===== SUPPLIED RECORDS

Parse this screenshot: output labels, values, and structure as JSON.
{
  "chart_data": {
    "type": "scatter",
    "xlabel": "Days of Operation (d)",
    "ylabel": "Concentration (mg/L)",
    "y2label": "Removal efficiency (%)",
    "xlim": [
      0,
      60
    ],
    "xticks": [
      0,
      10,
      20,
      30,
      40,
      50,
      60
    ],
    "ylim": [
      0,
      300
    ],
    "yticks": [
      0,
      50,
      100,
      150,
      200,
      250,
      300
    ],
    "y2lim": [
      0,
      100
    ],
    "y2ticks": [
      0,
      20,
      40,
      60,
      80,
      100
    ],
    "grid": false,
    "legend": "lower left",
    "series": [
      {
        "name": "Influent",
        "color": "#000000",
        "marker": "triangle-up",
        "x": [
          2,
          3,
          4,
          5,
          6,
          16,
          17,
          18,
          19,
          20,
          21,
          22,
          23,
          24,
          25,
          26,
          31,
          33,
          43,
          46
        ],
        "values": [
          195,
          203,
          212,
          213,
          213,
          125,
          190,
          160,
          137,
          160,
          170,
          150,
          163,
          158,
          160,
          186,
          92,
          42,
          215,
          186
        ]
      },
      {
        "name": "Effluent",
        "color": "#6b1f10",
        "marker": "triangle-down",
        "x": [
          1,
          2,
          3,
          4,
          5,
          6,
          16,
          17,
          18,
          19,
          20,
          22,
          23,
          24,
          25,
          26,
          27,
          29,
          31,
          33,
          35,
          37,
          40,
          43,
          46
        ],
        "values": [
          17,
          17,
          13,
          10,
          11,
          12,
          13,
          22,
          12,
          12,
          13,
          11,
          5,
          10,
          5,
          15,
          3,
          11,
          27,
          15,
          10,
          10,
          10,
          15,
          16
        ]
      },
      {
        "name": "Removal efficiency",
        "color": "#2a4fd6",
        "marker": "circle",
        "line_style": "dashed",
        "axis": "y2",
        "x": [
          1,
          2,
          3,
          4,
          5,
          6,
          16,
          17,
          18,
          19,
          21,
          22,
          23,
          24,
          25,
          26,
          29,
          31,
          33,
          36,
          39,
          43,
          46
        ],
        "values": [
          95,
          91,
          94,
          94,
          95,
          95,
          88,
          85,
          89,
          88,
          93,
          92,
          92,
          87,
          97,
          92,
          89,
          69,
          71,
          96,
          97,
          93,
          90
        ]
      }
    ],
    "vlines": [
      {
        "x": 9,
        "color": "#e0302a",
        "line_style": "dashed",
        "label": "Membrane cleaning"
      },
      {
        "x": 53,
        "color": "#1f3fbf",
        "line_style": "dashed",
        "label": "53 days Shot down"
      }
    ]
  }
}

==========

■ **WORK TO COMPLETE**
Reproduce each record exactly, leaving nothing out.

■ **RESULT**
Parse this screenshot: output labels, values, and structure as JSON.
{
  "chart_data": {
    "type": "scatter",
    "xlabel": "Days of Operation (d)",
    "ylabel": "Concentration (mg/L)",
    "y2label": "Removal efficiency (%)",
    "xlim": [
      0,
      60
    ],
    "xticks": [
      0,
      10,
      20,
      30,
      40,
      50,
      60
    ],
    "ylim": [
      0,
      300
    ],
    "yticks": [
      0,
      50,
      100,
      150,
      200,
      250,
      300
    ],
    "y2lim": [
      0,
      100
    ],
    "y2ticks": [
      0,
      20,
      40,
      60,
      80,
      100
    ],
    "grid": false,
    "legend": "lower left",
    "series": [
      {
        "name": "Influent",
        "color": "#000000",
        "marker": "triangle-up",
        "x": [
          2,
          3,
          4,
          5,
          6,
          16,
          17,
          18,
          19,
          20,
          21,
          22,
          23,
          24,
          25,
          26,
          31,
          33,
          43,
          46
        ],
        "values": [
          195,
          203,
          212,
          213,
          213,
          125,
          190,
          160,
          137,
          160,
          170,
          150,
          163,
          158,
          160,
          186,
          92,
          42,
          215,
          186
        ]
      },
      {
        "name": "Effluent",
        "color": "#6b1f10",
        "marker": "triangle-down",
        "x": [
          1,
          2,
          3,
          4,
          5,
          6,
          16,
          17,
          18,
          19,
          20,
          22,
          23,
          24,
          25,
          26,
          27,
          29,
          31,
          33,
          35,
          37,
          40,
          43,
          46
        ],
        "values": [
          17,
          17,
          13,
          10,
          11,
          12,
          13,
          22,
          12,
          12,
          13,
          11,
          5,
          10,
          5,
          15,
          3,
          11,
          27,
          15,
          10,
          10,
          10,
          15,
          16
        ]
      },
      {
        "name": "Removal efficiency",
        "color": "#2a4fd6",
        "marker": "circle",
        "line_style": "dashed",
        "axis": "y2",
        "x": [
          1,
          2,
          3,
          4,
          5,
          6,
          16,
          17,
          18,
          19,
          21,
          22,
          23,
          24,
          25,
          26,
          29,
          31,
          33,
          36,
          39,
          43,
          46
        ],
        "values": [
          95,
          91,
          94,
          94,
          95,
          95,
          88,
          85,
          89,
          88,
          93,
          92,
          92,
          87,
          97,
          92,
          89,
          69,
          71,
          96,
          97,
          93,
          90
        ]
      }
    ],
    "vlines": [
      {
        "x": 9,
        "color": "#e0302a",
        "line_style": "dashed",
        "label": "Membrane cleaning"
      },
      {
        "x": 53,
        "color": "#1f3fbf",
        "line_style": "dashed",
        "label": "53 days Shot down"
      }
    ]
  }
}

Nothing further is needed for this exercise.